● EXERCISE OBJECTIVE: Copy each line exactly. Leave nothing out.

* Begin MATERIALS PROVIDED *

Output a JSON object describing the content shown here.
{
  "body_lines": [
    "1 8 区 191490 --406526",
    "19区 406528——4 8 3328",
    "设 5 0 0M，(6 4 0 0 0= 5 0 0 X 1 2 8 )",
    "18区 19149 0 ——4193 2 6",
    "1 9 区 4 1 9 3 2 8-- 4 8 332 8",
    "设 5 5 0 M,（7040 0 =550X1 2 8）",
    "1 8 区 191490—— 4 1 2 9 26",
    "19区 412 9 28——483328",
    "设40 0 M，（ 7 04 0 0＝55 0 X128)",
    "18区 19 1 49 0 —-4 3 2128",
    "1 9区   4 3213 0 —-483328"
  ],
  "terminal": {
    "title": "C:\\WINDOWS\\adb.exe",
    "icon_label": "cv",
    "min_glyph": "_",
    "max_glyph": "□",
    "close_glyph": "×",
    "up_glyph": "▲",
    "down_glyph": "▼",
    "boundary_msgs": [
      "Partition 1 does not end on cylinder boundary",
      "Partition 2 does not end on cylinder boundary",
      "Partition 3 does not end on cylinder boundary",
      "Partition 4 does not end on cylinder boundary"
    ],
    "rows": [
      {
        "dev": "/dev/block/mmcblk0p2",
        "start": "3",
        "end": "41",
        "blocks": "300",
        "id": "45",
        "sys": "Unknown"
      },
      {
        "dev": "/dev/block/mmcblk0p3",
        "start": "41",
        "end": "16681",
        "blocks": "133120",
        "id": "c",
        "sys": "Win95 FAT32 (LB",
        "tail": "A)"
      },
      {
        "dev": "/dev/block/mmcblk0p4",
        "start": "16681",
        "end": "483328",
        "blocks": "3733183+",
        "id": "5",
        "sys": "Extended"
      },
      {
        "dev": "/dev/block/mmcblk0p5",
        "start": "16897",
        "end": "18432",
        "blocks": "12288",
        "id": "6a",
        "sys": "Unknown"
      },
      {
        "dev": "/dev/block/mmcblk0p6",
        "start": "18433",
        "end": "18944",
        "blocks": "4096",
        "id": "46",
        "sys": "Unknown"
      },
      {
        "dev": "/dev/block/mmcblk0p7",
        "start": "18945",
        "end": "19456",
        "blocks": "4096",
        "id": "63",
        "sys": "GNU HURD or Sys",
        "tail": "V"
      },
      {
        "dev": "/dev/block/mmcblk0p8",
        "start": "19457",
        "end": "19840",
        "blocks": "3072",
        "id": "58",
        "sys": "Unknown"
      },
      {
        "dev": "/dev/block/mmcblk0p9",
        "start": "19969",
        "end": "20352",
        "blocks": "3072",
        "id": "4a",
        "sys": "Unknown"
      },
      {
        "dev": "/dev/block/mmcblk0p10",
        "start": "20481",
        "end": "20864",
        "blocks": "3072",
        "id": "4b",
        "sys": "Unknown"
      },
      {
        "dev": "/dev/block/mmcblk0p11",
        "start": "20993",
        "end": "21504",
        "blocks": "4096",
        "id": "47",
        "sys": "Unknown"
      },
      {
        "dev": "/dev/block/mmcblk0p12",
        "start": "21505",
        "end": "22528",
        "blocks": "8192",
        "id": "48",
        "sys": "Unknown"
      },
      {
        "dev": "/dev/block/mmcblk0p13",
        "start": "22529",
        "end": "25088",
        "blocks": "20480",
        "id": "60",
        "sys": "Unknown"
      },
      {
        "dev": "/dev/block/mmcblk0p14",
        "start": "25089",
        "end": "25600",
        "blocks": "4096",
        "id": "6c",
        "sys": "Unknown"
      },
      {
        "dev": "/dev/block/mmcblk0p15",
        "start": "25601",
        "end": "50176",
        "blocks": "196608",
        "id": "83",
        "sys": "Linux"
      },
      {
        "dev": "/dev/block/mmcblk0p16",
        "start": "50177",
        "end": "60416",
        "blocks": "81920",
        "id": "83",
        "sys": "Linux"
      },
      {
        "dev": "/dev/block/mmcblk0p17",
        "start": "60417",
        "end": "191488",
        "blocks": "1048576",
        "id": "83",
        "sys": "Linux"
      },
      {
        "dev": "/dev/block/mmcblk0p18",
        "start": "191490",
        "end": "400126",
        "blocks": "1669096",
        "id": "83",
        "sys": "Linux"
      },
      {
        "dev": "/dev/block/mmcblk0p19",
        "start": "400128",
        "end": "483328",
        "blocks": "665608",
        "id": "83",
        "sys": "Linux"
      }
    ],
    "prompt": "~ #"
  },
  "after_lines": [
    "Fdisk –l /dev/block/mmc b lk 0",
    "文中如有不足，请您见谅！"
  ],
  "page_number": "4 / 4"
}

* End MATERIALS PROVIDED *

● REPLY:
Output a JSON object describing the content shown here.
{
  "body_lines": [
    "1 8 区 191490 --406526",
    "19区 406528——4 8 3328",
    "设 5 0 0M，(6 4 0 0 0= 5 0 0 X 1 2 8 )",
    "18区 19149 0 ——4193 2 6",
    "1 9 区 4 1 9 3 2 8-- 4 8 332 8",
    "设 5 5 0 M,（7040 0 =550X1 2 8）",
    "1 8 区 191490—— 4 1 2 9 26",
    "19区 412 9 28——483328",
    "设40 0 M，（ 7 04 0 0＝55 0 X128)",
    "18区 19 1 49 0 —-4 3 2128",
    "1 9区   4 3213 0 —-483328"
  ],
  "terminal": {
    "title": "C:\\WINDOWS\\adb.exe",
    "icon_label": "cv",
    "min_glyph": "_",
    "max_glyph": "□",
    "close_glyph": "×",
    "up_glyph": "▲",
    "down_glyph": "▼",
    "boundary_msgs": [
      "Partition 1 does not end on cylinder boundary",
      "Partition 2 does not end on cylinder boundary",
      "Partition 3 does not end on cylinder boundary",
      "Partition 4 does not end on cylinder boundary"
    ],
    "rows": [
      {
        "dev": "/dev/block/mmcblk0p2",
        "start": "3",
        "end": "41",
        "blocks": "300",
        "id": "45",
        "sys": "Unknown"
      },
      {
        "dev": "/dev/block/mmcblk0p3",
        "start": "41",
        "end": "16681",
        "blocks": "133120",
        "id": "c",
        "sys": "Win95 FAT32 (LB",
        "tail": "A)"
      },
      {
        "dev": "/dev/block/mmcblk0p4",
        "start": "16681",
        "end": "483328",
        "blocks": "3733183+",
        "id": "5",
        "sys": "Extended"
      },
      {
        "dev": "/dev/block/mmcblk0p5",
        "start": "16897",
        "end": "18432",
        "blocks": "12288",
        "id": "6a",
        "sys": "Unknown"
      },
      {
        "dev": "/dev/block/mmcblk0p6",
        "start": "18433",
        "end": "18944",
        "blocks": "4096",
        "id": "46",
        "sys": "Unknown"
      },
      {
        "dev": "/dev/block/mmcblk0p7",
        "start": "18945",
        "end": "19456",
        "blocks": "4096",
        "id": "63",
        "sys": "GNU HURD or Sys",
        "tail": "V"
      },
      {
        "dev": "/dev/block/mmcblk0p8",
        "start": "19457",
        "end": "19840",
        "blocks": "3072",
        "id": "58",
        "sys": "Unknown"
      },
      {
        "dev": "/dev/block/mmcblk0p9",
        "start": "19969",
        "end": "20352",
        "blocks": "3072",
        "id": "4a",
        "sys": "Unknown"
      },
      {
        "dev": "/dev/block/mmcblk0p10",
        "start": "20481",
        "end": "20864",
        "blocks": "3072",
        "id": "4b",
        "sys": "Unknown"
      },
      {
        "dev": "/dev/block/mmcblk0p11",
        "start": "20993",
        "end": "21504",
        "blocks": "4096",
        "id": "47",
        "sys": "Unknown"
      },
      {
        "dev": "/dev/block/mmcblk0p12",
        "start": "21505",
        "end": "22528",
        "blocks": "8192",
        "id": "48",
        "sys": "Unknown"
      },
      {
        "dev": "/dev/block/mmcblk0p13",
        "start": "22529",
        "end": "25088",
        "blocks": "20480",
        "id": "60",
        "sys": "Unknown"
      },
      {
        "dev": "/dev/block/mmcblk0p14",
        "start": "25089",
        "end": "25600",
        "blocks": "4096",
        "id": "6c",
        "sys": "Unknown"
      },
      {
        "dev": "/dev/block/mmcblk0p15",
        "start": "25601",
        "end": "50176",
        "blocks": "196608",
        "id": "83",
        "sys": "Linux"
      },
      {
        "dev": "/dev/block/mmcblk0p16",
        "start": "50177",
        "end": "60416",
        "blocks": "81920",
        "id": "83",
        "sys": "Linux"
      },
      {
        "dev": "/dev/block/mmcblk0p17",
        "start": "60417",
        "end": "191488",
        "blocks": "1048576",
        "id": "83",
        "sys": "Linux"
      },
      {
        "dev": "/dev/block/mmcblk0p18",
        "start": "191490",
        "end": "400126",
        "blocks": "1669096",
        "id": "83",
        "sys": "Linux"
      },
      {
        "dev": "/dev/block/mmcblk0p19",
        "start": "400128",
        "end": "483328",
        "blocks": "665608",
        "id": "83",
        "sys": "Linux"
      }
    ],
    "prompt": "~ #"
  },
  "after_lines": [
    "Fdisk –l /dev/block/mmc b lk 0",
    "文中如有不足，请您见谅！"
  ],
  "page_number": "4 / 4"
}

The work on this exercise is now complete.